_Short exercise_: Retype the rows word for word, from the first line down to and including the line with "legend-entry-label: Travel, Motoring".
▬▬▬▬▬▬▬▬▬▬
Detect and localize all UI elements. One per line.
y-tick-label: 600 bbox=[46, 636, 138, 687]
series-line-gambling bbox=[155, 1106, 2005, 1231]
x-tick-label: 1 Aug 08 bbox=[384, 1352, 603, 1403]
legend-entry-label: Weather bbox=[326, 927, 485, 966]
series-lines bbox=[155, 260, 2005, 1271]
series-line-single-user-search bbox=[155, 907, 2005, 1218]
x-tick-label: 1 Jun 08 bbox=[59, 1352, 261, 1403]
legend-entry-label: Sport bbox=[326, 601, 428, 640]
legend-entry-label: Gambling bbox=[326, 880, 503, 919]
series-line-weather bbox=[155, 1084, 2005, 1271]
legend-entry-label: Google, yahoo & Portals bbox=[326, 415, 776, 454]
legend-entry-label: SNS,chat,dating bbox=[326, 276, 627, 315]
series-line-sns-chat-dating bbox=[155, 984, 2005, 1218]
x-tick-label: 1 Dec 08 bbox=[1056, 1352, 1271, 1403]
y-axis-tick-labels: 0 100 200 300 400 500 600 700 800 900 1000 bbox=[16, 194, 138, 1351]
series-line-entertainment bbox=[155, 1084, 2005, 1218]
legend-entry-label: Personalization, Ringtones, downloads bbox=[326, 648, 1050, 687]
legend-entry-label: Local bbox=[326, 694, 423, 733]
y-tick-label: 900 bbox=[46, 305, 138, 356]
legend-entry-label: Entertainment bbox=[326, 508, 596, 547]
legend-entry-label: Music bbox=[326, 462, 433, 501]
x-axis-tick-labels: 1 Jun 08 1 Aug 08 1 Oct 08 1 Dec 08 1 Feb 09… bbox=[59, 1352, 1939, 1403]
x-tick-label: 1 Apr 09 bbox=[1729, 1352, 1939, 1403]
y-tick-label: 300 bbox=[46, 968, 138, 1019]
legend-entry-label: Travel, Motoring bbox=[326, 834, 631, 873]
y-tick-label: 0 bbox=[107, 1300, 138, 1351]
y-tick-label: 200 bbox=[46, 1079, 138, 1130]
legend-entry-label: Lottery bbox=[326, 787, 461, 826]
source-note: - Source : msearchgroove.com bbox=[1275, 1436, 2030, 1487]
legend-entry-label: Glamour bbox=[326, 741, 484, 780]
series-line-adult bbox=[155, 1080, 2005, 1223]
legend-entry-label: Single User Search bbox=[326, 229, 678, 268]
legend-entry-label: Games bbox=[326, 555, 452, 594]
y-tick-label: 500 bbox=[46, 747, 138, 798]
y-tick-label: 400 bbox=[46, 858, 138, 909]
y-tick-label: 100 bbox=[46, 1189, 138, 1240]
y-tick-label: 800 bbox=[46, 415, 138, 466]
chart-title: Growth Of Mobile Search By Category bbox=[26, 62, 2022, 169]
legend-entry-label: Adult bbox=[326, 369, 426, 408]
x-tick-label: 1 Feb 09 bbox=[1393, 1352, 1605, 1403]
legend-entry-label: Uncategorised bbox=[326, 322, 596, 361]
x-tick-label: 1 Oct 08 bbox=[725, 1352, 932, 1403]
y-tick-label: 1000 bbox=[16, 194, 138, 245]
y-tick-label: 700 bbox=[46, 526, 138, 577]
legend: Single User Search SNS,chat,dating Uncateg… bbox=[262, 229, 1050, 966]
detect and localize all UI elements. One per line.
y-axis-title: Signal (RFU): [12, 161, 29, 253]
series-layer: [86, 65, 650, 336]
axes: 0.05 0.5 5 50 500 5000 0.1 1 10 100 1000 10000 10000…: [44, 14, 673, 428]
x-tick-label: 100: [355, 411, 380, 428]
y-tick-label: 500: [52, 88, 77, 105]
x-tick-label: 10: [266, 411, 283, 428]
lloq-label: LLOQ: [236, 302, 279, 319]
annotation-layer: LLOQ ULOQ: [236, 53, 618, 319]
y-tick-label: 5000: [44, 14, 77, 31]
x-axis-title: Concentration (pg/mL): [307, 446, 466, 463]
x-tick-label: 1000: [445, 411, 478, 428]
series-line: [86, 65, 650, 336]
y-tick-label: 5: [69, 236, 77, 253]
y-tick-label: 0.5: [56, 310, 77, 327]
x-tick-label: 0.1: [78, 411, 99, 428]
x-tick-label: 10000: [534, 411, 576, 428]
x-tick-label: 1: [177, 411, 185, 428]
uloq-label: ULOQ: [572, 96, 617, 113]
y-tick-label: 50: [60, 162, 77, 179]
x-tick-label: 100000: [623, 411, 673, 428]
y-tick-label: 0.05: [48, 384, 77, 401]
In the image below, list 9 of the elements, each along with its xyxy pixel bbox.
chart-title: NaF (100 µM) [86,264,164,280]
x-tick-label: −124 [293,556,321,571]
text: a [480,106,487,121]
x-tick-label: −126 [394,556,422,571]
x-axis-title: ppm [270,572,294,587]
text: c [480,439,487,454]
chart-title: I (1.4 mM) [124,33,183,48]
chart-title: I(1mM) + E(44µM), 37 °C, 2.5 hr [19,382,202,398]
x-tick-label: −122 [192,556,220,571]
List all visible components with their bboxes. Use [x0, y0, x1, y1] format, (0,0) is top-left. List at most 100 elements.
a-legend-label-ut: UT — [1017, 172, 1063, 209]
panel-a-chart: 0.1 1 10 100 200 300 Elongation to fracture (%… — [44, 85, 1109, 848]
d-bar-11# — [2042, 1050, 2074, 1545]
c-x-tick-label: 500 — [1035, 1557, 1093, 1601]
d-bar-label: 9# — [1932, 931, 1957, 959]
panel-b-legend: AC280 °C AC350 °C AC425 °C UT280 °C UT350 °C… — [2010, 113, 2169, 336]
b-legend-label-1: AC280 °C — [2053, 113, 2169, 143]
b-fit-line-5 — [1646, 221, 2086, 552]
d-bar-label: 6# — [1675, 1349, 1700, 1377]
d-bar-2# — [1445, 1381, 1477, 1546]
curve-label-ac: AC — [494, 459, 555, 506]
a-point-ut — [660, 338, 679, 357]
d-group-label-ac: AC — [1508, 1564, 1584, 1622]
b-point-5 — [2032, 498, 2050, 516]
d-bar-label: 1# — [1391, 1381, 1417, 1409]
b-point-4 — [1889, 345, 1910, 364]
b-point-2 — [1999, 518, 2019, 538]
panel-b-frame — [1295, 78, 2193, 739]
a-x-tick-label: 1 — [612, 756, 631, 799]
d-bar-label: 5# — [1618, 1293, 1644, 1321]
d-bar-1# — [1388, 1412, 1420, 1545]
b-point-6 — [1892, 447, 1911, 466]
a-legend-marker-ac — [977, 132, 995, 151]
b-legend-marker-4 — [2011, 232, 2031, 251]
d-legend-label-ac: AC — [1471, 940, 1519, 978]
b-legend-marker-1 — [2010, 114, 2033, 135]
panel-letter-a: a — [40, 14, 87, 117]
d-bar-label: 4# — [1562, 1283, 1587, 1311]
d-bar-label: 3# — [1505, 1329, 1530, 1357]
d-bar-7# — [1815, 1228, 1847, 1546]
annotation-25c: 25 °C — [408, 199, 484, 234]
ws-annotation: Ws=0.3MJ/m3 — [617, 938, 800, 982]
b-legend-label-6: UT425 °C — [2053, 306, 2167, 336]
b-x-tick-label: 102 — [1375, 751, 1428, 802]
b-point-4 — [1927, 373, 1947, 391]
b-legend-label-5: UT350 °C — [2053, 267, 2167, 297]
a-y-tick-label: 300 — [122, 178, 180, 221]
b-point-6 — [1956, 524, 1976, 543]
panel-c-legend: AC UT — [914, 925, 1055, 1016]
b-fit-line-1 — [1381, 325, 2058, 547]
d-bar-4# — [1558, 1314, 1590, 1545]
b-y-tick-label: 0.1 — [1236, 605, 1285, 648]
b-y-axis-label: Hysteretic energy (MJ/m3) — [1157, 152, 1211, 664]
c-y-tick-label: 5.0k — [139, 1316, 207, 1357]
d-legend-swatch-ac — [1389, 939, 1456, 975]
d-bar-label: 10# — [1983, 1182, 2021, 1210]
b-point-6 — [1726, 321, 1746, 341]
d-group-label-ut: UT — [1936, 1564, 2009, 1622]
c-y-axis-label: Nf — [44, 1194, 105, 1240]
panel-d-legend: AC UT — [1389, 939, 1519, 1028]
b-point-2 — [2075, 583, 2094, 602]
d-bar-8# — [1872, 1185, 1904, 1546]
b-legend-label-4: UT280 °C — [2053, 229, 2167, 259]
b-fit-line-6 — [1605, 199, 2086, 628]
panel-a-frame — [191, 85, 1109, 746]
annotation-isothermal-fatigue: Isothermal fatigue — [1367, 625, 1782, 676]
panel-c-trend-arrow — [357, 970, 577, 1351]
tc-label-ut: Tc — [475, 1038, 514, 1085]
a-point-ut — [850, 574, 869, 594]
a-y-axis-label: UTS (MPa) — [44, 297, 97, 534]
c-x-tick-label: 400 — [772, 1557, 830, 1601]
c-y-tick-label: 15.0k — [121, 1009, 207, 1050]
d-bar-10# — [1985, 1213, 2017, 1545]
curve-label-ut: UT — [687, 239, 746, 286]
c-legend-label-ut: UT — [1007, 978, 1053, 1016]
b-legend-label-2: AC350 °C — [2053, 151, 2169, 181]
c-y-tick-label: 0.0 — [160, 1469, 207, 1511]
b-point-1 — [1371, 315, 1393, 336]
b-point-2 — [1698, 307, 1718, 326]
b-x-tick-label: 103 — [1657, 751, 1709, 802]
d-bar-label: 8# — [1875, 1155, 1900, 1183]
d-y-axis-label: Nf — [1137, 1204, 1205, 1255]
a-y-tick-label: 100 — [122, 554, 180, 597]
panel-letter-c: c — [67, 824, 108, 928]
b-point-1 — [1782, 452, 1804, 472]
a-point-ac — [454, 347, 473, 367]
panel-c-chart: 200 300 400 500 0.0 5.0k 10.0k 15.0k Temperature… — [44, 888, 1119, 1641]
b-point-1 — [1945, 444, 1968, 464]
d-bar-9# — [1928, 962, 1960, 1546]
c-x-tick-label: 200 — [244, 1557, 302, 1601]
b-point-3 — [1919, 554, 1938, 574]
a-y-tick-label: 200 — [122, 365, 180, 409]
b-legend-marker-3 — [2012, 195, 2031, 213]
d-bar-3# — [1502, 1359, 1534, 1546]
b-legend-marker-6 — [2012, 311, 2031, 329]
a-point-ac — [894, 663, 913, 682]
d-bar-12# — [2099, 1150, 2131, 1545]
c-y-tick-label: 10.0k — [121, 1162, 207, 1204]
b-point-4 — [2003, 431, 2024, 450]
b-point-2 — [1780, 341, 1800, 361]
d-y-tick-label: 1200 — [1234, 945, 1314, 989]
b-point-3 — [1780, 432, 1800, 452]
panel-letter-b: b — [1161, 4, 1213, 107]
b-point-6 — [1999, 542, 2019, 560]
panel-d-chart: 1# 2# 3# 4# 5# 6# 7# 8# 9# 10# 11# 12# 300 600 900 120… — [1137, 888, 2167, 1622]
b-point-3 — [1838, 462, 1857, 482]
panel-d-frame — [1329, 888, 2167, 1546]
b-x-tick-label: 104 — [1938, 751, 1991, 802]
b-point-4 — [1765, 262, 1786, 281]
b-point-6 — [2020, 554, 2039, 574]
▬▬▬▬▬▬▬▬▬▬
_Result of the task_:
Detect and localize all UI elements. One per line.
y-tick-label: 600 bbox=[46, 636, 138, 687]
series-line-gambling bbox=[155, 1106, 2005, 1231]
x-tick-label: 1 Aug 08 bbox=[384, 1352, 603, 1403]
legend-entry-label: Weather bbox=[326, 927, 485, 966]
series-lines bbox=[155, 260, 2005, 1271]
series-line-single-user-search bbox=[155, 907, 2005, 1218]
x-tick-label: 1 Jun 08 bbox=[59, 1352, 261, 1403]
legend-entry-label: Sport bbox=[326, 601, 428, 640]
legend-entry-label: Gambling bbox=[326, 880, 503, 919]
series-line-weather bbox=[155, 1084, 2005, 1271]
legend-entry-label: Google, yahoo & Portals bbox=[326, 415, 776, 454]
legend-entry-label: SNS,chat,dating bbox=[326, 276, 627, 315]
series-line-sns-chat-dating bbox=[155, 984, 2005, 1218]
x-tick-label: 1 Dec 08 bbox=[1056, 1352, 1271, 1403]
y-axis-tick-labels: 0 100 200 300 400 500 600 700 800 900 1000 bbox=[16, 194, 138, 1351]
series-line-entertainment bbox=[155, 1084, 2005, 1218]
legend-entry-label: Personalization, Ringtones, downloads bbox=[326, 648, 1050, 687]
legend-entry-label: Local bbox=[326, 694, 423, 733]
y-tick-label: 900 bbox=[46, 305, 138, 356]
legend-entry-label: Entertainment bbox=[326, 508, 596, 547]
legend-entry-label: Music bbox=[326, 462, 433, 501]
x-axis-tick-labels: 1 Jun 08 1 Aug 08 1 Oct 08 1 Dec 08 1 Feb 09… bbox=[59, 1352, 1939, 1403]
x-tick-label: 1 Apr 09 bbox=[1729, 1352, 1939, 1403]
y-tick-label: 300 bbox=[46, 968, 138, 1019]
legend-entry-label: Travel, Motoring bbox=[326, 834, 631, 873]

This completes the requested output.